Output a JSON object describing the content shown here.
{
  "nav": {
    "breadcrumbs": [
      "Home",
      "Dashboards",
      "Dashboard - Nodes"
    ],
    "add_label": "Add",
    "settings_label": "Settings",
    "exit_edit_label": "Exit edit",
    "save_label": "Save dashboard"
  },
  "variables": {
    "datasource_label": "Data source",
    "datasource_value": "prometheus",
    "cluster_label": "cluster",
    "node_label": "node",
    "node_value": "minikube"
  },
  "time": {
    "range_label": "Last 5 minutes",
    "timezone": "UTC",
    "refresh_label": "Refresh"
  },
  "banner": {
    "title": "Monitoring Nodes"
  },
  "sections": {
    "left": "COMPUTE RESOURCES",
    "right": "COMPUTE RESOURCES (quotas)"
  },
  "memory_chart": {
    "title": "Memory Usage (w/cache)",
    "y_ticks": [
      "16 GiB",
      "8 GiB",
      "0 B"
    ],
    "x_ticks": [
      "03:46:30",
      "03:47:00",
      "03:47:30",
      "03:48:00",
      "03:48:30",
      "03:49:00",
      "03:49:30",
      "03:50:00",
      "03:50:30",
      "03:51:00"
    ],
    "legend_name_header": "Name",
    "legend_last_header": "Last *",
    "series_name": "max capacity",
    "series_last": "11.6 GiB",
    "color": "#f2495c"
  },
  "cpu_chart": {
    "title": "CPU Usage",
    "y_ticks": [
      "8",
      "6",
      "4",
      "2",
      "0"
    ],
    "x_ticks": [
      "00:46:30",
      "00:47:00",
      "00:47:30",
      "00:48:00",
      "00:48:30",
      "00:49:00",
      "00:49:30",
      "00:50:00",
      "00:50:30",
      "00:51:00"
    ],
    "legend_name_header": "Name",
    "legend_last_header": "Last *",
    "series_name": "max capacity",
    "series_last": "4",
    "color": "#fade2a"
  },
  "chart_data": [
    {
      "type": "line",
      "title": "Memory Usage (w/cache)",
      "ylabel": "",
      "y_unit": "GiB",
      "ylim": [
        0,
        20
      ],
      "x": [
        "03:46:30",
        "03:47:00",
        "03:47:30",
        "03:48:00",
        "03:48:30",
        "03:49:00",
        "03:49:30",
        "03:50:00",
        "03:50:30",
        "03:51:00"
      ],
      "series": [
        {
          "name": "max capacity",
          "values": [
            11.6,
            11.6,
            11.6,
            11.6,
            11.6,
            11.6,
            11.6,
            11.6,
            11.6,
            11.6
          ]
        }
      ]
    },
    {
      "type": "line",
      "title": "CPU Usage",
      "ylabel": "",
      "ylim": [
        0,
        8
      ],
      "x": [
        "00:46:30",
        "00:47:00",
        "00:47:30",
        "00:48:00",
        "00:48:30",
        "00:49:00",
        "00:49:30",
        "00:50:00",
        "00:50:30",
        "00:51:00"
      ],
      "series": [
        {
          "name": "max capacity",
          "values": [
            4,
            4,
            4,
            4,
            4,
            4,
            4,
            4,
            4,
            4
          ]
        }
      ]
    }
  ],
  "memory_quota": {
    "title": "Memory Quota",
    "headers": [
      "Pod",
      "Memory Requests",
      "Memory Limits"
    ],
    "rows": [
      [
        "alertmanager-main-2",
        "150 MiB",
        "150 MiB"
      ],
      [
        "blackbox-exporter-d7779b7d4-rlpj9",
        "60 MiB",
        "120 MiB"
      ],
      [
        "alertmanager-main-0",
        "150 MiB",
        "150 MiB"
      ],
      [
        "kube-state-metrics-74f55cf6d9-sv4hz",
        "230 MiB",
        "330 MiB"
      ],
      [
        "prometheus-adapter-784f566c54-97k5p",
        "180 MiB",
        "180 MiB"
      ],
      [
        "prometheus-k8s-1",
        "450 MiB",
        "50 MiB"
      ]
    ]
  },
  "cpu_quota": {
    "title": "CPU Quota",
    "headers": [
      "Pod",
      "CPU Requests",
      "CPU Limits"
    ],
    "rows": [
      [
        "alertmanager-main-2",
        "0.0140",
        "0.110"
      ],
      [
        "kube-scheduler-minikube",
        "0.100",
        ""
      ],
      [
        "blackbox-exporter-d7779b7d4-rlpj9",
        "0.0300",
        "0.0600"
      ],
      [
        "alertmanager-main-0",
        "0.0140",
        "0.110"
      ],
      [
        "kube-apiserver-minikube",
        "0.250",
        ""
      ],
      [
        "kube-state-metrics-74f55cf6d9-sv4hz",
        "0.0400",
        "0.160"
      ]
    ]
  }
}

§

_What you need to do_: Transcribe the material exactly as it reads.

_Solution_:
Output a JSON object describing the content shown here.
{
  "nav": {
    "breadcrumbs": [
      "Home",
      "Dashboards",
      "Dashboard - Nodes"
    ],
    "add_label": "Add",
    "settings_label": "Settings",
    "exit_edit_label": "Exit edit",
    "save_label": "Save dashboard"
  },
  "variables": {
    "datasource_label": "Data source",
    "datasource_value": "prometheus",
    "cluster_label": "cluster",
    "node_label": "node",
    "node_value": "minikube"
  },
  "time": {
    "range_label": "Last 5 minutes",
    "timezone": "UTC",
    "refresh_label": "Refresh"
  },
  "banner": {
    "title": "Monitoring Nodes"
  },
  "sections": {
    "left": "COMPUTE RESOURCES",
    "right": "COMPUTE RESOURCES (quotas)"
  },
  "memory_chart": {
    "title": "Memory Usage (w/cache)",
    "y_ticks": [
      "16 GiB",
      "8 GiB",
      "0 B"
    ],
    "x_ticks": [
      "03:46:30",
      "03:47:00",
      "03:47:30",
      "03:48:00",
      "03:48:30",
      "03:49:00",
      "03:49:30",
      "03:50:00",
      "03:50:30",
      "03:51:00"
    ],
    "legend_name_header": "Name",
    "legend_last_header": "Last *",
    "series_name": "max capacity",
    "series_last": "11.6 GiB",
    "color": "#f2495c"
  },
  "cpu_chart": {
    "title": "CPU Usage",
    "y_ticks": [
      "8",
      "6",
      "4",
      "2",
      "0"
    ],
    "x_ticks": [
      "00:46:30",
      "00:47:00",
      "00:47:30",
      "00:48:00",
      "00:48:30",
      "00:49:00",
      "00:49:30",
      "00:50:00",
      "00:50:30",
      "00:51:00"
    ],
    "legend_name_header": "Name",
    "legend_last_header": "Last *",
    "series_name": "max capacity",
    "series_last": "4",
    "color": "#fade2a"
  },
  "chart_data": [
    {
      "type": "line",
      "title": "Memory Usage (w/cache)",
      "ylabel": "",
      "y_unit": "GiB",
      "ylim": [
        0,
        20
      ],
      "x": [
        "03:46:30",
        "03:47:00",
        "03:47:30",
        "03:48:00",
        "03:48:30",
        "03:49:00",
        "03:49:30",
        "03:50:00",
        "03:50:30",
        "03:51:00"
      ],
      "series": [
        {
          "name": "max capacity",
          "values": [
            11.6,
            11.6,
            11.6,
            11.6,
            11.6,
            11.6,
            11.6,
            11.6,
            11.6,
            11.6
          ]
        }
      ]
    },
    {
      "type": "line",
      "title": "CPU Usage",
      "ylabel": "",
      "ylim": [
        0,
        8
      ],
      "x": [
        "00:46:30",
        "00:47:00",
        "00:47:30",
        "00:48:00",
        "00:48:30",
        "00:49:00",
        "00:49:30",
        "00:50:00",
        "00:50:30",
        "00:51:00"
      ],
      "series": [
        {
          "name": "max capacity",
          "values": [
            4,
            4,
            4,
            4,
            4,
            4,
            4,
            4,
            4,
            4
          ]
        }
      ]
    }
  ],
  "memory_quota": {
    "title": "Memory Quota",
    "headers": [
      "Pod",
      "Memory Requests",
      "Memory Limits"
    ],
    "rows": [
      [
        "alertmanager-main-2",
        "150 MiB",
        "150 MiB"
      ],
      [
        "blackbox-exporter-d7779b7d4-rlpj9",
        "60 MiB",
        "120 MiB"
      ],
      [
        "alertmanager-main-0",
        "150 MiB",
        "150 MiB"
      ],
      [
        "kube-state-metrics-74f55cf6d9-sv4hz",
        "230 MiB",
        "330 MiB"
      ],
      [
        "prometheus-adapter-784f566c54-97k5p",
        "180 MiB",
        "180 MiB"
      ],
      [
        "prometheus-k8s-1",
        "450 MiB",
        "50 MiB"
      ]
    ]
  },
  "cpu_quota": {
    "title": "CPU Quota",
    "headers": [
      "Pod",
      "CPU Requests",
      "CPU Limits"
    ],
    "rows": [
      [
        "alertmanager-main-2",
        "0.0140",
        "0.110"
      ],
      [
        "kube-scheduler-minikube",
        "0.100",
        ""
      ],
      [
        "blackbox-exporter-d7779b7d4-rlpj9",
        "0.0300",
        "0.0600"
      ],
      [
        "alertmanager-main-0",
        "0.0140",
        "0.110"
      ],
      [
        "kube-apiserver-minikube",
        "0.250",
        ""
      ],
      [
        "kube-state-metrics-74f55cf6d9-sv4hz",
        "0.0400",
        "0.160"
      ]
    ]
  }
}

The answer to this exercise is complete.